#### Given request:
Where a line below holds the string "name", copy that line.

══════════════════════════════

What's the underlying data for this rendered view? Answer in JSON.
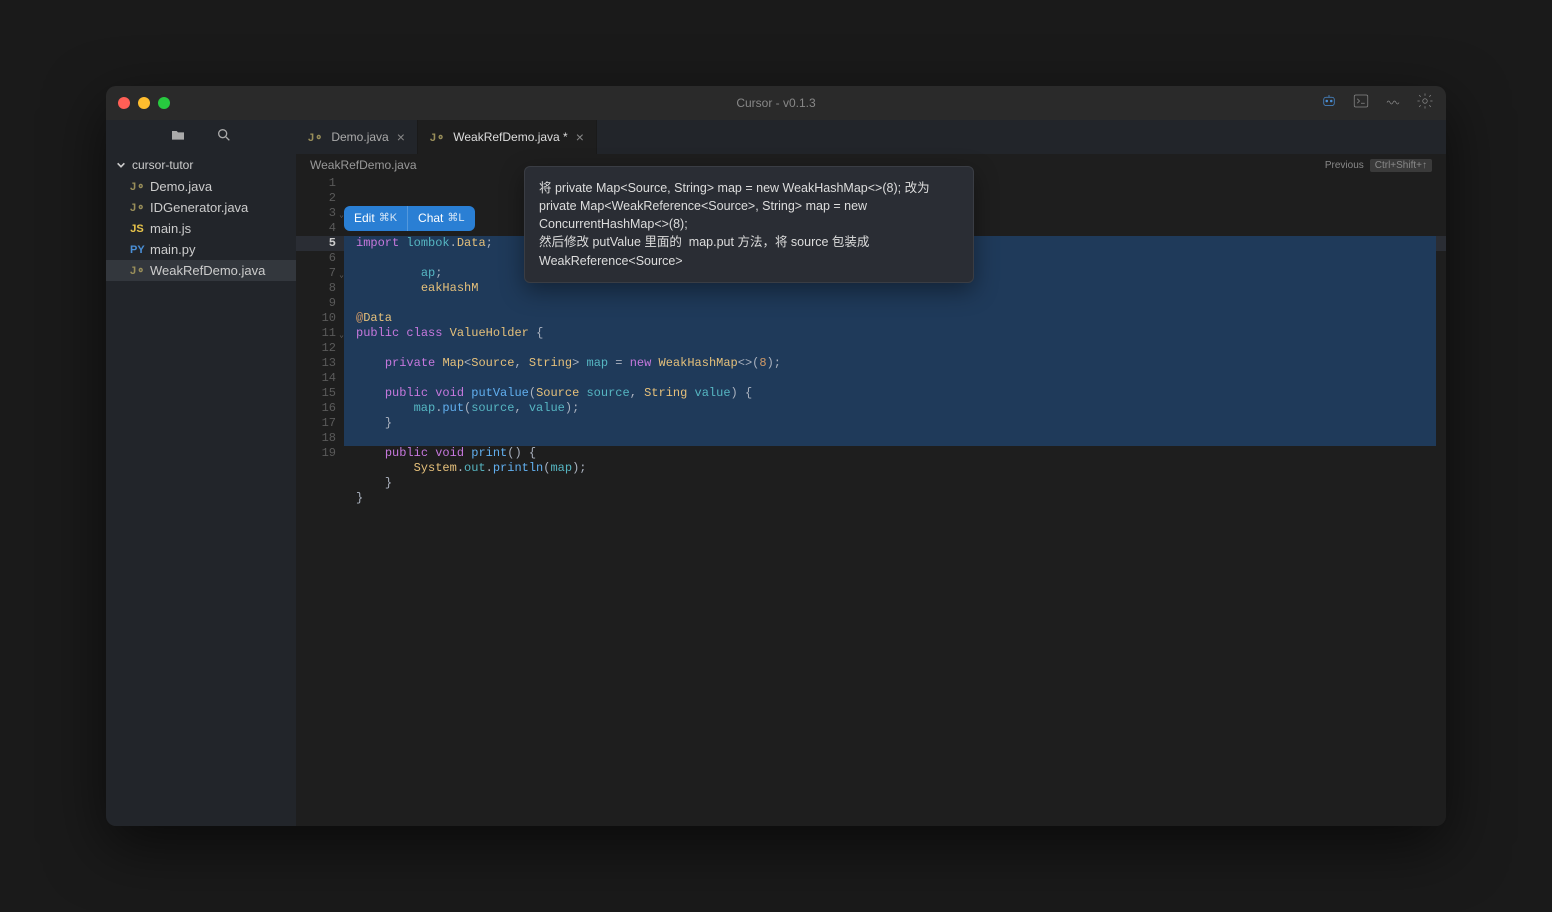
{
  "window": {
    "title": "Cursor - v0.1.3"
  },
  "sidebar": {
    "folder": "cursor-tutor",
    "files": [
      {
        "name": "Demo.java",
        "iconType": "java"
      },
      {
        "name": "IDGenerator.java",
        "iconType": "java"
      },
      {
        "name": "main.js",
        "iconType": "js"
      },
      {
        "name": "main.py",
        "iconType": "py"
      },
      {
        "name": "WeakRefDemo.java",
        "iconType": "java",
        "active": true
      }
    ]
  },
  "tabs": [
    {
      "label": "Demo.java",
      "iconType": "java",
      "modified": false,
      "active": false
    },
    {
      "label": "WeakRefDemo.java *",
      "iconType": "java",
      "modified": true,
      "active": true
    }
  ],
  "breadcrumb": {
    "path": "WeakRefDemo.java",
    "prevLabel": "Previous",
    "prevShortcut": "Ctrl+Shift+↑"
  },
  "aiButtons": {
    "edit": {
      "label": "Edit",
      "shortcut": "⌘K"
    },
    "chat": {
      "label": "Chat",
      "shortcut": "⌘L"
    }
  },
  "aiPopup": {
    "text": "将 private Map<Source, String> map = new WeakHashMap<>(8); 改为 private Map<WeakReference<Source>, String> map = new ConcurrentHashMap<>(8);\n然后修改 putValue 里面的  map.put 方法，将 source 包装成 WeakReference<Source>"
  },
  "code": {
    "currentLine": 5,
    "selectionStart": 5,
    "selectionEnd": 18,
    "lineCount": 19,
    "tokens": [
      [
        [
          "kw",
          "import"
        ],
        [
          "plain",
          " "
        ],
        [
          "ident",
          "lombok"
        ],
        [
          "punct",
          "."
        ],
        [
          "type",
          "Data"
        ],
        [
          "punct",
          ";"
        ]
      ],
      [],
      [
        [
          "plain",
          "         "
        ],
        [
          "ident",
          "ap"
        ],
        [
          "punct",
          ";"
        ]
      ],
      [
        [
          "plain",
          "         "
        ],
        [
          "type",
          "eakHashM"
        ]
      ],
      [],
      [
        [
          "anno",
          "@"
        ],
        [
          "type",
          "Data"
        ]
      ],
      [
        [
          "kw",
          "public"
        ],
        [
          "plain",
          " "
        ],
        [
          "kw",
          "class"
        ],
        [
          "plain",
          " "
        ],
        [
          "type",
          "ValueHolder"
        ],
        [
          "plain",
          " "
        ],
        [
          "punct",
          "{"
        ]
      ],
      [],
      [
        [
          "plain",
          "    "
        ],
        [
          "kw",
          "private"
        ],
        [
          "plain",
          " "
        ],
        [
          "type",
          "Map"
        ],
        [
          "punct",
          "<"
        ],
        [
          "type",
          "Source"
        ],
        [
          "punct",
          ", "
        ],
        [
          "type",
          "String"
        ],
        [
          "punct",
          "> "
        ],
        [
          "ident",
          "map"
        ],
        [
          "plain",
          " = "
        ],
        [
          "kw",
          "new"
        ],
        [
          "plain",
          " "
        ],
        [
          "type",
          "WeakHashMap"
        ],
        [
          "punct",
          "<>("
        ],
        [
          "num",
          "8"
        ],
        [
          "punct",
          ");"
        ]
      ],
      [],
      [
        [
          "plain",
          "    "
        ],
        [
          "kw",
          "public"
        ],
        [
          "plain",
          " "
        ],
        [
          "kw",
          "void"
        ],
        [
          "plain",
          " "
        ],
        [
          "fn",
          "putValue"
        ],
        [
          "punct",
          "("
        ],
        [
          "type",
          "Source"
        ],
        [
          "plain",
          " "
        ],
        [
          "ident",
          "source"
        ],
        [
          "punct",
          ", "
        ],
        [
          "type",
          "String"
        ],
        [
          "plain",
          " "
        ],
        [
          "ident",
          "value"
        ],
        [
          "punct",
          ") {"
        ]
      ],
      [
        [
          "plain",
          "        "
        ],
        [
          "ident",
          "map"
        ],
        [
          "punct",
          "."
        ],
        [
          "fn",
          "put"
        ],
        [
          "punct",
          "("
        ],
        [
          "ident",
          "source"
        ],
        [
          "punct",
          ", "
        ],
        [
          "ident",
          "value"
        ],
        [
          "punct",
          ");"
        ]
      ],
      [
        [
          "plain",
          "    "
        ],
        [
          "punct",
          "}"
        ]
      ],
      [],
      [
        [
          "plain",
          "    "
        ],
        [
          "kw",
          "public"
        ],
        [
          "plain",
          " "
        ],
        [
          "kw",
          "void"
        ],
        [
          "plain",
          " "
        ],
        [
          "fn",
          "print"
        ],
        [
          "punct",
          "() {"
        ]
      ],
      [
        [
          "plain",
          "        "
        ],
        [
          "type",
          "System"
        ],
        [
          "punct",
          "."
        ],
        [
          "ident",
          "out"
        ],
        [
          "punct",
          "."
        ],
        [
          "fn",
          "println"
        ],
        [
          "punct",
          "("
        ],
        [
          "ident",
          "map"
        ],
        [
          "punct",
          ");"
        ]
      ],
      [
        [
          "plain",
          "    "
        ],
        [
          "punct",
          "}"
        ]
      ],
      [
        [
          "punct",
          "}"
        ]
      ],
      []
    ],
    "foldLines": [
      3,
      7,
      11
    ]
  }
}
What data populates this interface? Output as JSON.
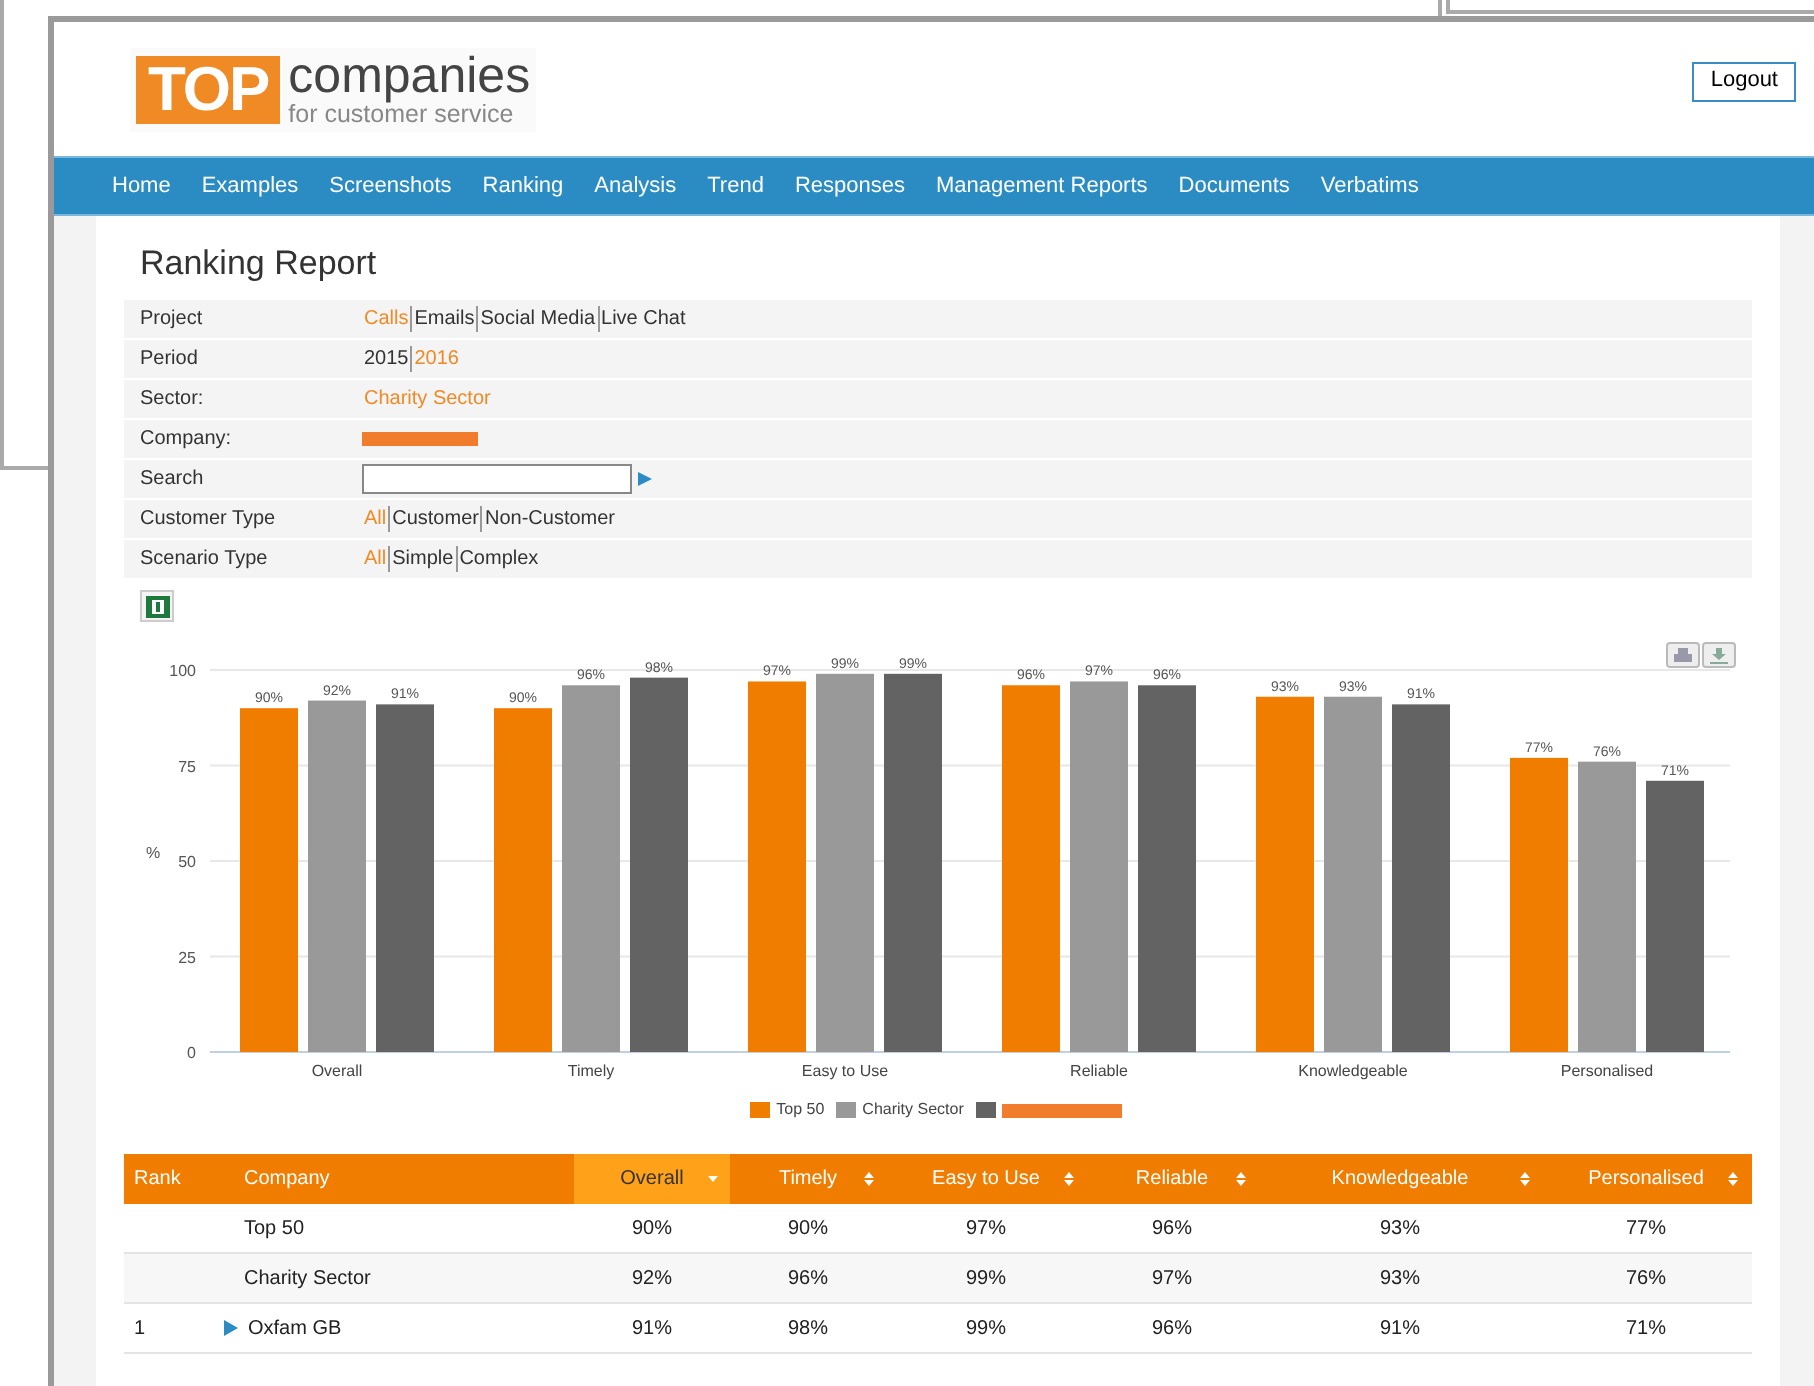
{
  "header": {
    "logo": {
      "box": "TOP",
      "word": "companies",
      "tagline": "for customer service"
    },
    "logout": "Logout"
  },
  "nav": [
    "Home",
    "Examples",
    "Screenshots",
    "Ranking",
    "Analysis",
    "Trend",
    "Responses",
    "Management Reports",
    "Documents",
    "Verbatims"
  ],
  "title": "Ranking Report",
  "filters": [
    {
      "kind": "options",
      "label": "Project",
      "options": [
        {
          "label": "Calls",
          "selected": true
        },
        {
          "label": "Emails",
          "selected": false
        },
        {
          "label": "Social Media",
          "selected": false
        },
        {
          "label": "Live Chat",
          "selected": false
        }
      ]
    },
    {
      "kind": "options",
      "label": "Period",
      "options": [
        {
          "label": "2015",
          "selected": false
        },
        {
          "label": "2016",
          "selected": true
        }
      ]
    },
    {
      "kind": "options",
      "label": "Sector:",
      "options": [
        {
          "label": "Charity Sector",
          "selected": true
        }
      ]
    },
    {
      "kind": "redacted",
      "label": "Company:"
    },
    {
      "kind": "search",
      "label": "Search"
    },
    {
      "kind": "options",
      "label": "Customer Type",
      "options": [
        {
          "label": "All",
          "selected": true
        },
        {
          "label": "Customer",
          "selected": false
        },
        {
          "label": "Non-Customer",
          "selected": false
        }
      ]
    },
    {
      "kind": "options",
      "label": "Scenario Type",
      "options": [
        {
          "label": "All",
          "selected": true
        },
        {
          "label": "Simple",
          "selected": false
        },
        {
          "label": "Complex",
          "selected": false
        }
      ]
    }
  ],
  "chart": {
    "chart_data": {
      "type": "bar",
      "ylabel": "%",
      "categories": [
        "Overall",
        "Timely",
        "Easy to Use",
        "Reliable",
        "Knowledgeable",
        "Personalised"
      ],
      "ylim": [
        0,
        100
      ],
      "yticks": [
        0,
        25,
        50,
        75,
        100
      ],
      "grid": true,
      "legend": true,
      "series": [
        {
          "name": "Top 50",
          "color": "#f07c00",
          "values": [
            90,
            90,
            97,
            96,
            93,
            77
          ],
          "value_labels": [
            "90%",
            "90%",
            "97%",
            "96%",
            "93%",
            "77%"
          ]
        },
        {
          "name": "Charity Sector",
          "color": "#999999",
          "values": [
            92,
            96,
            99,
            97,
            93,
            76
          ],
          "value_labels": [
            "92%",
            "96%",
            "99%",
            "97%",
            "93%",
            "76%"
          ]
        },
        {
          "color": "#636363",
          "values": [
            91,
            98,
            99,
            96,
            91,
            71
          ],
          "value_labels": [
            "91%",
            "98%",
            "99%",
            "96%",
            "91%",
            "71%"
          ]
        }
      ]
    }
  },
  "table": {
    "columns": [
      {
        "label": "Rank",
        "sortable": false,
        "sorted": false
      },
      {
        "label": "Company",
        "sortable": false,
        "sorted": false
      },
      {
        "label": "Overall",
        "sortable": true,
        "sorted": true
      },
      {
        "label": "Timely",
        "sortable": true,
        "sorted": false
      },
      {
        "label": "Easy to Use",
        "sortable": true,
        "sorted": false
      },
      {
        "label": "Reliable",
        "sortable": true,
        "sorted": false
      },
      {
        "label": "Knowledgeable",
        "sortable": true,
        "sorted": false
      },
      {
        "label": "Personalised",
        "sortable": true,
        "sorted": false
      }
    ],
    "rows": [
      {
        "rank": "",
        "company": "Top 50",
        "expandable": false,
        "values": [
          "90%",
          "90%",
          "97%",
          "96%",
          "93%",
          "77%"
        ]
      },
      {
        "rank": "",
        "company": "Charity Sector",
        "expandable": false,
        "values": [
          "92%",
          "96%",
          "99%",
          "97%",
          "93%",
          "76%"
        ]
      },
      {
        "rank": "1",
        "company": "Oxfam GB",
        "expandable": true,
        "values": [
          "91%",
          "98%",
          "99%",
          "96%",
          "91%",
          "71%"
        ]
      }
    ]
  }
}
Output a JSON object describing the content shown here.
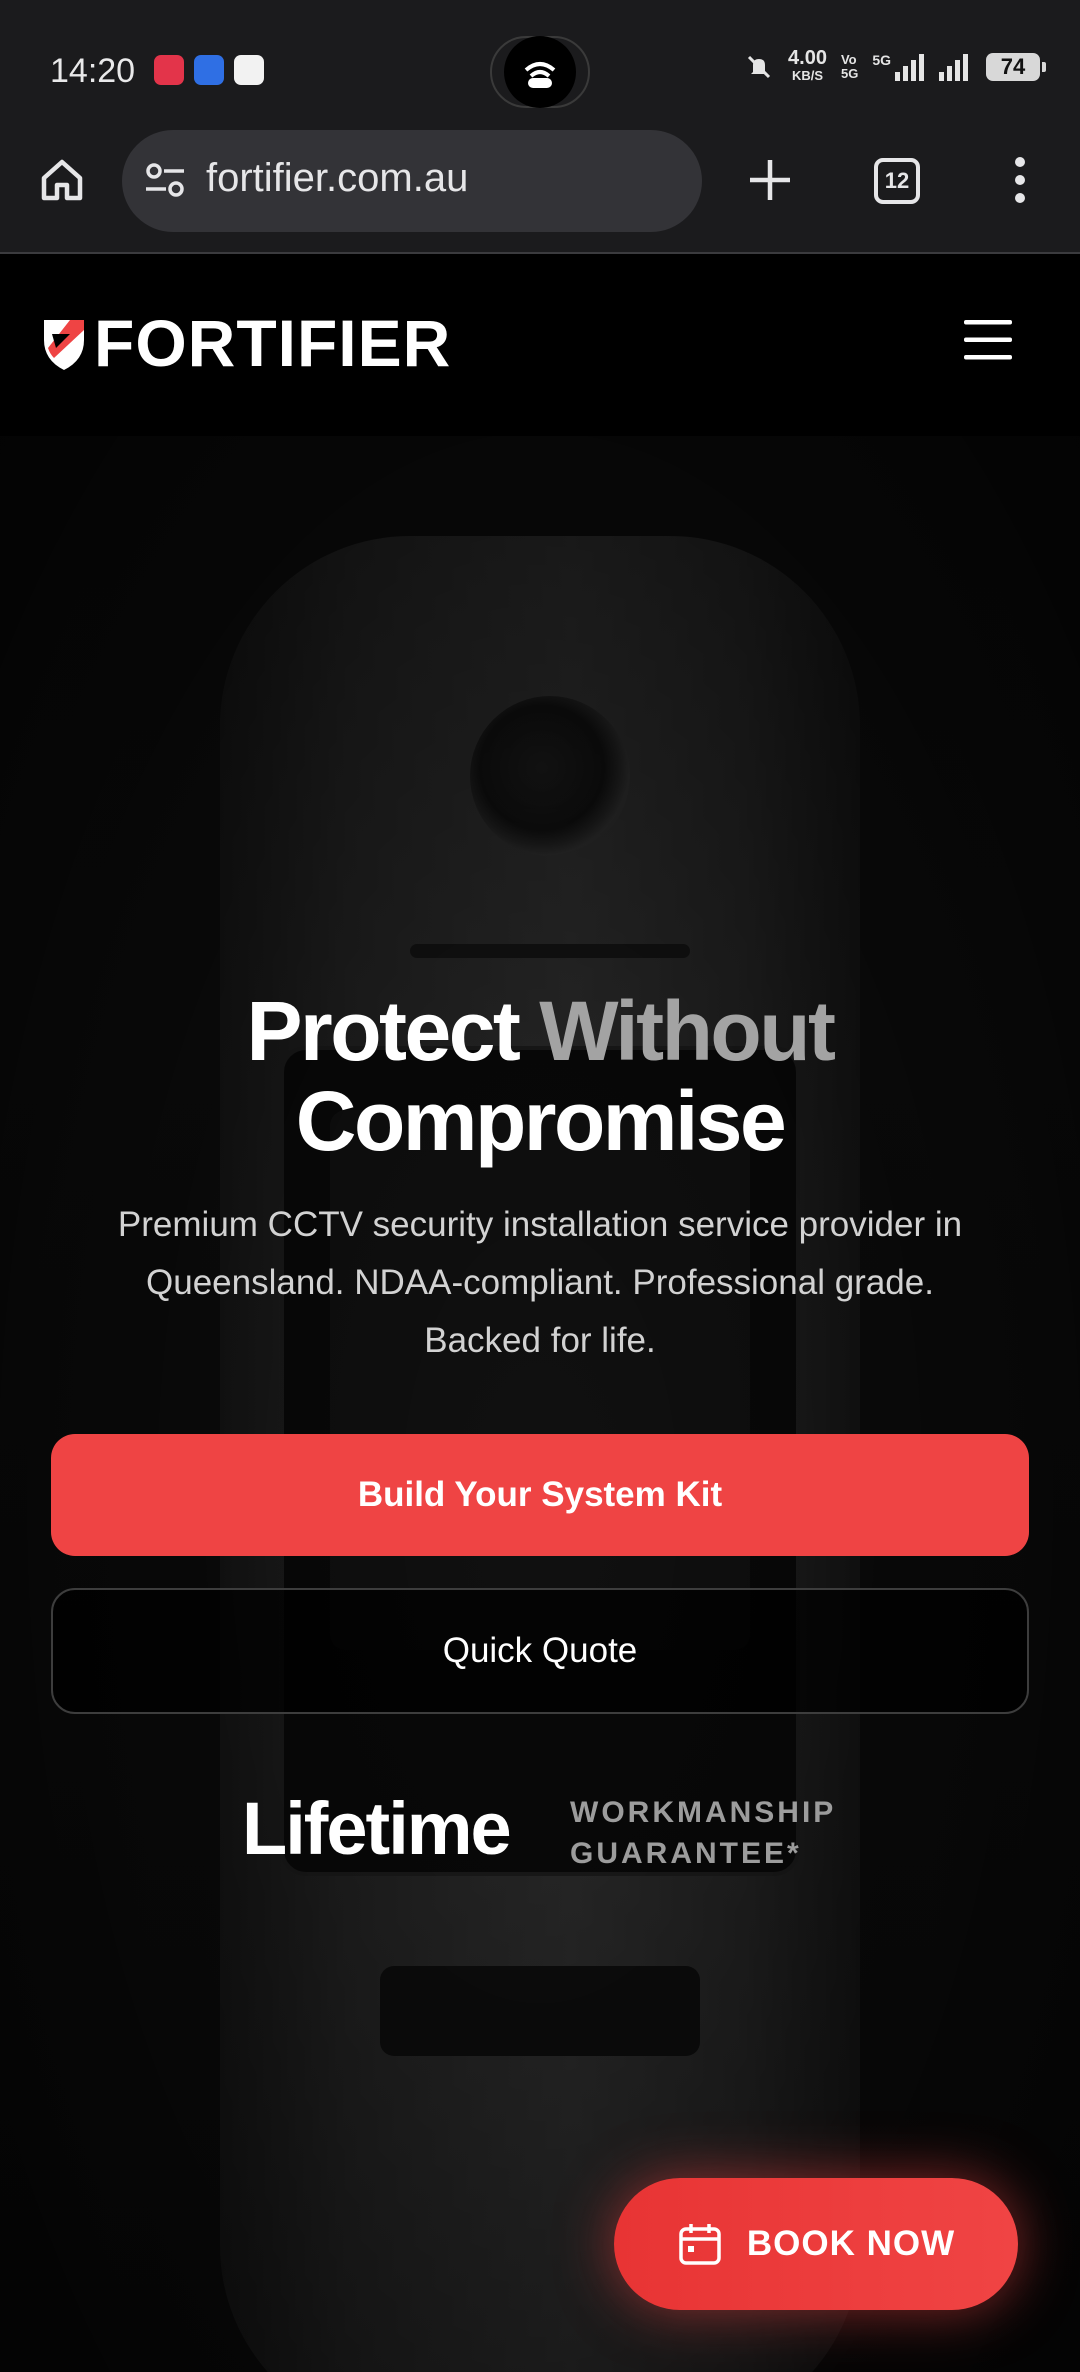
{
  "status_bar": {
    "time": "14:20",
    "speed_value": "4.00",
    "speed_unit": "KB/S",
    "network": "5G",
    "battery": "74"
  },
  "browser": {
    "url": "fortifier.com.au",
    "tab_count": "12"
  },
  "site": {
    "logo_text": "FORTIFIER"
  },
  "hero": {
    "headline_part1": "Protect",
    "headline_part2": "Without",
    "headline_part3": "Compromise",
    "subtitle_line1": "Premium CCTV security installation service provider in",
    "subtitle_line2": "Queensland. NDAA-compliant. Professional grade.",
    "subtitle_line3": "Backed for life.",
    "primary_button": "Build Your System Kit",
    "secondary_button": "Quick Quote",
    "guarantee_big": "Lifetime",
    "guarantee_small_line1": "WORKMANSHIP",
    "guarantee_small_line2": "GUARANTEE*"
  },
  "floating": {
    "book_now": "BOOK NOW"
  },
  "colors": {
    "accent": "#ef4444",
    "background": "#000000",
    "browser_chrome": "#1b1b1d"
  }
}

══════════════════════════════

#### The result:
        "name": "Demo.java",
        "name": "IDGenerator.java",
        "name": "main.js",
        "name": "main.py",
        "name": "WeakRefDemo.java",
          "name": "Top 50",
          "name": "Charity Sector",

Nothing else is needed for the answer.